* [Exercise objective]: Please print the passage of the GenAI on AWS page that starts with the words containing "Awesome Lists containing" and ends with "serverless tech stack.", copying it word for word.

Production grade deployment of GenAI on AWS
https://github.com/yorrickjansen/gen-ai-on-aws

aws fastapi generative-ai langfuse litellm pulumi serverless

Last synced: 3 months ago
JSON representation

Production grade deployment of GenAI on AWS

Awesome Lists containing this project

README

        

# GenAI on AWS

This repo contains an example on how to quickly deploy a production ready GenAI app in AWS, using a serverless tech stack.

## General Architecture

## Structure

- `provisioning` directory contains the (Pulumi) scripts to create resources.
- `app` contains the python app code.
Each directory contains a different dependency set (pyproject file).
Dependencies at the root of the project aim to apply consistent rules at repo level.

* [Raw data]:
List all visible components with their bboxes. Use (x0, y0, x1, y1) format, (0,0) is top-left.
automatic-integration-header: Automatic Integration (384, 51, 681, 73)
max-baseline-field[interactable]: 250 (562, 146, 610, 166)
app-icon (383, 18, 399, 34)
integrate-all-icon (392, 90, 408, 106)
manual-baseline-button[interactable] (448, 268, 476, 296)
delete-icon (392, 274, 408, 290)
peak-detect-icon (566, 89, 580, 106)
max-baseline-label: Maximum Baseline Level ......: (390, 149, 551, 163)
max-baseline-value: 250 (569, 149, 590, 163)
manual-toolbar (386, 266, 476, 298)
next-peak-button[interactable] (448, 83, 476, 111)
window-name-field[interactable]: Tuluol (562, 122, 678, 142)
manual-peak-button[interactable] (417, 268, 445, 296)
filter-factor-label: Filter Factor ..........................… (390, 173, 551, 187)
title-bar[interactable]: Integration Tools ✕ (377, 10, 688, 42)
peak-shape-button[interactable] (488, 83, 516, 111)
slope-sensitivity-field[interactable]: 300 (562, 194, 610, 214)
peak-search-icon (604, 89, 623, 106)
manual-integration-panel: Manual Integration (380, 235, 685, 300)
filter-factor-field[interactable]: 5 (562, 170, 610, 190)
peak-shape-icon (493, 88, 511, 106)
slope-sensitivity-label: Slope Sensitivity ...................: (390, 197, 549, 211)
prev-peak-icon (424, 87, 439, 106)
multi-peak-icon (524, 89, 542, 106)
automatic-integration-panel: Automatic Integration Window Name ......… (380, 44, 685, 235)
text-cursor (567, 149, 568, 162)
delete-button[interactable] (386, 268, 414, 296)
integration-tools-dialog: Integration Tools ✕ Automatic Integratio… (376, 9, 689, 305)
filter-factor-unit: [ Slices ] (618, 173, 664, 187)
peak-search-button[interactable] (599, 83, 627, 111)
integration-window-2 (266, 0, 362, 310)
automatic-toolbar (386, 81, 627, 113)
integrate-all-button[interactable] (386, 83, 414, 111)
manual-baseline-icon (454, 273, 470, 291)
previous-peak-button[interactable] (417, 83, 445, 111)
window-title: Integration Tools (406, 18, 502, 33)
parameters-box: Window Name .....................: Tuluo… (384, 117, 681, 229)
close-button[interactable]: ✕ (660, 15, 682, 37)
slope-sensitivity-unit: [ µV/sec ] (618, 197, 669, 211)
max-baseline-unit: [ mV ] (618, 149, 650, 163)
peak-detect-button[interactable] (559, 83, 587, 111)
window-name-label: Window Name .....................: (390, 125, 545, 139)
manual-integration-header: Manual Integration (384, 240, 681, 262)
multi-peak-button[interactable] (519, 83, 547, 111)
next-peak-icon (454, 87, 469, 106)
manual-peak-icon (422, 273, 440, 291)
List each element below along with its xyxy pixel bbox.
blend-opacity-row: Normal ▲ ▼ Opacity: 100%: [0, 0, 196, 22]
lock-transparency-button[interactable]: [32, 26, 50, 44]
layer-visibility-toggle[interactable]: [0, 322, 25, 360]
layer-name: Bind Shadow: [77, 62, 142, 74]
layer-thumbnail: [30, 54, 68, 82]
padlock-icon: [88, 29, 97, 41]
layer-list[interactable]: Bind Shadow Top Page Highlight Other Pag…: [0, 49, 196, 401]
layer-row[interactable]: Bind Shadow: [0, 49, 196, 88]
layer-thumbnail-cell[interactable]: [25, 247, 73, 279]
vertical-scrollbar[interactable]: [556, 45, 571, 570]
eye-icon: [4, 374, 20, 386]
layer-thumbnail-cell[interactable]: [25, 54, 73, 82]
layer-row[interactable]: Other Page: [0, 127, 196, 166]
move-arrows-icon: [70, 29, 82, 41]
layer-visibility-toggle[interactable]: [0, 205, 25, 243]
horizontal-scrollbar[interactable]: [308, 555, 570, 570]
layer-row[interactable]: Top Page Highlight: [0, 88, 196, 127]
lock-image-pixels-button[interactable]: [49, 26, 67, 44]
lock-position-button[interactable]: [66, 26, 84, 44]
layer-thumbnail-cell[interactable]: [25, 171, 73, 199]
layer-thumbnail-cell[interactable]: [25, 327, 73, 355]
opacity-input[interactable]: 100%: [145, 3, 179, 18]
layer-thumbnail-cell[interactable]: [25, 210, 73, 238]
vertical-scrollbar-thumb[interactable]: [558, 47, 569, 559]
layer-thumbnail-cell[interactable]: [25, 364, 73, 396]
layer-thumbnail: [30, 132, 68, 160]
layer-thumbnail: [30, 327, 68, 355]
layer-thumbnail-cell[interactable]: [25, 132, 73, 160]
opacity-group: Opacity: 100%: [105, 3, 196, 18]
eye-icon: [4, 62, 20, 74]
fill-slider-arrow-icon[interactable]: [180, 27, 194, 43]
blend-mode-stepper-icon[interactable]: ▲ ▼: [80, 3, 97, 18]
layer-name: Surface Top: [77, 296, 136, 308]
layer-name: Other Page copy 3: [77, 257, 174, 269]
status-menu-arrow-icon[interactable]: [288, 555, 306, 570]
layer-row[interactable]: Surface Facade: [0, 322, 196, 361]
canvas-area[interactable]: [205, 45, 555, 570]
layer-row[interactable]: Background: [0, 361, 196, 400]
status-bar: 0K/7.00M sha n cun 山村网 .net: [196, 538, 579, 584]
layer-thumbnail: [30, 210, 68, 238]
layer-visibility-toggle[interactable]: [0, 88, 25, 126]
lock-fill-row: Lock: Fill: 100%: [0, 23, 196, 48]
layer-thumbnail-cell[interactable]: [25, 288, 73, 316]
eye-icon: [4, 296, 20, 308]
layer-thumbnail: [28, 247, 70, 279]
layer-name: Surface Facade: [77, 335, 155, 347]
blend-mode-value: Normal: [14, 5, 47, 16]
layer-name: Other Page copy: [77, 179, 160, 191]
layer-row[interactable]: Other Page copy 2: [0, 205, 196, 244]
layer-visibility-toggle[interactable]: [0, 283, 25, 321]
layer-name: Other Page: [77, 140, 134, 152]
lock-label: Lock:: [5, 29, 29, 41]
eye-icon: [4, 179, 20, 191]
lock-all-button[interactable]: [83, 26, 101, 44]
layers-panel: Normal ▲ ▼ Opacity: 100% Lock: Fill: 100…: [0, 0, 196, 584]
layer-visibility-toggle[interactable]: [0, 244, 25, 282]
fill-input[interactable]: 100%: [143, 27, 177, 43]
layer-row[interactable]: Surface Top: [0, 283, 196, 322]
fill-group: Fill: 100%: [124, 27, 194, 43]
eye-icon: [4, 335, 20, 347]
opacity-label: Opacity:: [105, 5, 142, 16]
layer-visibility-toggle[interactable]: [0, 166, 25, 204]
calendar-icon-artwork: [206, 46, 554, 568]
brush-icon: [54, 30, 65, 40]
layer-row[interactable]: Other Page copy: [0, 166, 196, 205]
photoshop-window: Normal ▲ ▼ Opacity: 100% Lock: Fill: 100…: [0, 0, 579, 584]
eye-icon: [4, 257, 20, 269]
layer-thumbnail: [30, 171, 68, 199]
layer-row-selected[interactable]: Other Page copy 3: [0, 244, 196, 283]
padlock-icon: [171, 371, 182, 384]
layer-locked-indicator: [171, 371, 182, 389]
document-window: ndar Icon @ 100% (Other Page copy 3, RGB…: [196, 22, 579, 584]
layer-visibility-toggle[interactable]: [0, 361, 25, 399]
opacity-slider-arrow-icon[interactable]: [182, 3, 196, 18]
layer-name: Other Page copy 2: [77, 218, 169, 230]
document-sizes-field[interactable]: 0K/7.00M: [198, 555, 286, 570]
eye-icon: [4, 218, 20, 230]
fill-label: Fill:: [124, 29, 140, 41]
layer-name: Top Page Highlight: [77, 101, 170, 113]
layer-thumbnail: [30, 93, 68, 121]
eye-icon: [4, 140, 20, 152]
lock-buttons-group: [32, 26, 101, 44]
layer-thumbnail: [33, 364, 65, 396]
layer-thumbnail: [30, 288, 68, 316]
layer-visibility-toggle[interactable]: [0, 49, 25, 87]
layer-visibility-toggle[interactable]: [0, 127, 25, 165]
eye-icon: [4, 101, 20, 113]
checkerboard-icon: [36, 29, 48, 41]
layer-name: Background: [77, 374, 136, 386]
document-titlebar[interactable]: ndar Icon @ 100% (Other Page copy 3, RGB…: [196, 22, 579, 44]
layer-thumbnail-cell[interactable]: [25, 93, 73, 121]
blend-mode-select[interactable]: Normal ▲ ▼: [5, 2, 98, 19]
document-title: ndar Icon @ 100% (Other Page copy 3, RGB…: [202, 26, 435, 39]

* [Exercise result]:
Awesome Lists containing this project

README

        

# GenAI on AWS

This repo contains an example on how to quickly deploy a production ready GenAI app in AWS, using a serverless tech stack.